Gather each line of the records where "name" appears.
---
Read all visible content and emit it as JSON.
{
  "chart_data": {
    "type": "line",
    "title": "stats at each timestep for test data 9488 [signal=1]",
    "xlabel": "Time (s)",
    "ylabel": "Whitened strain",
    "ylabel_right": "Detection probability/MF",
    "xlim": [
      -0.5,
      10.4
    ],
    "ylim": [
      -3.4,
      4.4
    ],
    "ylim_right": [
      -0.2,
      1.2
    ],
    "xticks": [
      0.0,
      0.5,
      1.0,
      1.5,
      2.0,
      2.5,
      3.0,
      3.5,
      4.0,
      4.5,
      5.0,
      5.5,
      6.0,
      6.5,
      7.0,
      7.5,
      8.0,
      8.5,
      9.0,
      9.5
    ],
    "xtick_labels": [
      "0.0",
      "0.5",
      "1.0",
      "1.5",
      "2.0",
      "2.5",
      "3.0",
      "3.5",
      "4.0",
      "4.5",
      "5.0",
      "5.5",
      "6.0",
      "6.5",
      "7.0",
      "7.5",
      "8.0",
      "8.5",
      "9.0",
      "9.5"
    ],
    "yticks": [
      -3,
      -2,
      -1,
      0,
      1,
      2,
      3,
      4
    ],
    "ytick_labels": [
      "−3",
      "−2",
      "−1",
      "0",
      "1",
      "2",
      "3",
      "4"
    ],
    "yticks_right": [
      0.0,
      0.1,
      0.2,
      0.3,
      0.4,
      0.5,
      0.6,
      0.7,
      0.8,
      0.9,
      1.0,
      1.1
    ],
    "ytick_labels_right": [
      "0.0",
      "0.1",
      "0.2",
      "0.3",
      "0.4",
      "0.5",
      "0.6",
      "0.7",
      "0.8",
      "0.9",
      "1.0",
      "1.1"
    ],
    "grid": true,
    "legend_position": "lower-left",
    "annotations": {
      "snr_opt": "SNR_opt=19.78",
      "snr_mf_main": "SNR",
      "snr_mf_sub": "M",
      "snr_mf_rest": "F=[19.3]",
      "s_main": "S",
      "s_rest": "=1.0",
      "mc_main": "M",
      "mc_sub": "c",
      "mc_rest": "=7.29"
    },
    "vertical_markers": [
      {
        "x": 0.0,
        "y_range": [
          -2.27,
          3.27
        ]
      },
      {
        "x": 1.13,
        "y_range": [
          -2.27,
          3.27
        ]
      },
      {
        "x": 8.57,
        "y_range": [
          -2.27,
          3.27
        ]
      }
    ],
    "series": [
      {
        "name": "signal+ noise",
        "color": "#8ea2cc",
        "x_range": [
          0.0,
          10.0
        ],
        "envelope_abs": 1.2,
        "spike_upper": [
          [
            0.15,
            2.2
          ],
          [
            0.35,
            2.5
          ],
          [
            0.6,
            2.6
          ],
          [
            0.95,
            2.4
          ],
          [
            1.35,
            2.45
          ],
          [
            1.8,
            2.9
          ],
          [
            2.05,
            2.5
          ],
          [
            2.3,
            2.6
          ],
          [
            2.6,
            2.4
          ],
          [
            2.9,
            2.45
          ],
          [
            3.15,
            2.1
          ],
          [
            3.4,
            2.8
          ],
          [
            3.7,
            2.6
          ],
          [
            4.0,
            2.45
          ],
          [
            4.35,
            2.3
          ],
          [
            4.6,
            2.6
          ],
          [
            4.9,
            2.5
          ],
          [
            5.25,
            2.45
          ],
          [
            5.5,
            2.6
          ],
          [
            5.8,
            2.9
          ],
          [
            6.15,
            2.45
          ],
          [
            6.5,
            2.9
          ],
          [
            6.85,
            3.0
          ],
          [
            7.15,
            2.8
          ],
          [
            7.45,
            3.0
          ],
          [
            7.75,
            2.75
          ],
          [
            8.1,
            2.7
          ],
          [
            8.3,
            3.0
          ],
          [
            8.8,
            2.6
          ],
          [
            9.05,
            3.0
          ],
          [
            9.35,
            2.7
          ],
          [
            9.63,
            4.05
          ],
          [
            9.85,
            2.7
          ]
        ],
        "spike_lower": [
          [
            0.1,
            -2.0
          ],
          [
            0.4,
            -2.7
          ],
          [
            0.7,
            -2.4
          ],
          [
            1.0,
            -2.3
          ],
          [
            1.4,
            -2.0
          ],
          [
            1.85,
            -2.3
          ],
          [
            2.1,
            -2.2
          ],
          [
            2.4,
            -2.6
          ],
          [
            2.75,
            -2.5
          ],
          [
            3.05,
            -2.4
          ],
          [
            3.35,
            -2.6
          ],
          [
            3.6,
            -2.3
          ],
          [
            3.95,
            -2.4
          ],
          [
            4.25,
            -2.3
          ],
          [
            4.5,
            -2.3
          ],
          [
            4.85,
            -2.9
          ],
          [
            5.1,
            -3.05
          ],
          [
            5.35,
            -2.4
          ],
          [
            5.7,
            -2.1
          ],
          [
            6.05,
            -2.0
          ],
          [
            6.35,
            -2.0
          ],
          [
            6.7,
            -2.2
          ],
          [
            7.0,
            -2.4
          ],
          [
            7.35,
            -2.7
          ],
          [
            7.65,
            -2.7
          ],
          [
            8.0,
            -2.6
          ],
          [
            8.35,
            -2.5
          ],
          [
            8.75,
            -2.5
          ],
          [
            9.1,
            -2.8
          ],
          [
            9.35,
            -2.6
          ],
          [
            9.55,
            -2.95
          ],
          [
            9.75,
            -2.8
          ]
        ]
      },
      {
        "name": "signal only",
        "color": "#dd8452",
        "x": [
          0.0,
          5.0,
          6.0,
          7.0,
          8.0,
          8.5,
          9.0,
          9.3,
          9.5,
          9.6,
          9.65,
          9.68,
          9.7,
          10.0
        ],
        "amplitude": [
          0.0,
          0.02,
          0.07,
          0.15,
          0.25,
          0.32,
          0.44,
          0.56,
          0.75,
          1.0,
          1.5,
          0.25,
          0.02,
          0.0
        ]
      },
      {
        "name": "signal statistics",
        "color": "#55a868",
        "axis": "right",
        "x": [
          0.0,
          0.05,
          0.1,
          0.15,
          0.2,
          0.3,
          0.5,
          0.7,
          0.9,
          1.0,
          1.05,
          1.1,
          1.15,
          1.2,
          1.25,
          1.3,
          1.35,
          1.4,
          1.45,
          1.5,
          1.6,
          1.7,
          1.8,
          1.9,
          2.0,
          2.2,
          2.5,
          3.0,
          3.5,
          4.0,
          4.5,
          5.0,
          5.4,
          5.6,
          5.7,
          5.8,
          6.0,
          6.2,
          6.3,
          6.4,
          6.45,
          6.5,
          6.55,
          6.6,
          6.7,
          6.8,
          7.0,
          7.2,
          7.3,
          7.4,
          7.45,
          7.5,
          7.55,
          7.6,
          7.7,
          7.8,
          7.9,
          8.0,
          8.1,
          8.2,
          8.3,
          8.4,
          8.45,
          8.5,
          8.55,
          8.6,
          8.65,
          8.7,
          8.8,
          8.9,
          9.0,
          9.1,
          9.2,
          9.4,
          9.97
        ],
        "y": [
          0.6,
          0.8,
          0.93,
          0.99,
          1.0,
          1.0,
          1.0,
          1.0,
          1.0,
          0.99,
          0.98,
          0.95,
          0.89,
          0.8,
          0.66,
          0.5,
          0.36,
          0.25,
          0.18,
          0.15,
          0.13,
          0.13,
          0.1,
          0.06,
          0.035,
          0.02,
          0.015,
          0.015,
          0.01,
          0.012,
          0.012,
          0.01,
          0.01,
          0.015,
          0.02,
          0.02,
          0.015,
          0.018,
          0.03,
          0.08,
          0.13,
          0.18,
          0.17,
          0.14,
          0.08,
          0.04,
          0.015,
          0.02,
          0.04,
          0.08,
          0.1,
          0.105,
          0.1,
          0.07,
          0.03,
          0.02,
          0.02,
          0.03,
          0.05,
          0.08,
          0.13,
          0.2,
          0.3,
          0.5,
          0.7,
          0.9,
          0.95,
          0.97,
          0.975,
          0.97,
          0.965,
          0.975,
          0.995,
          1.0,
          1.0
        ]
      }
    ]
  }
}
---
> **Complete output**
        "name": "signal+ noise",
        "name": "signal only",
        "name": "signal statistics",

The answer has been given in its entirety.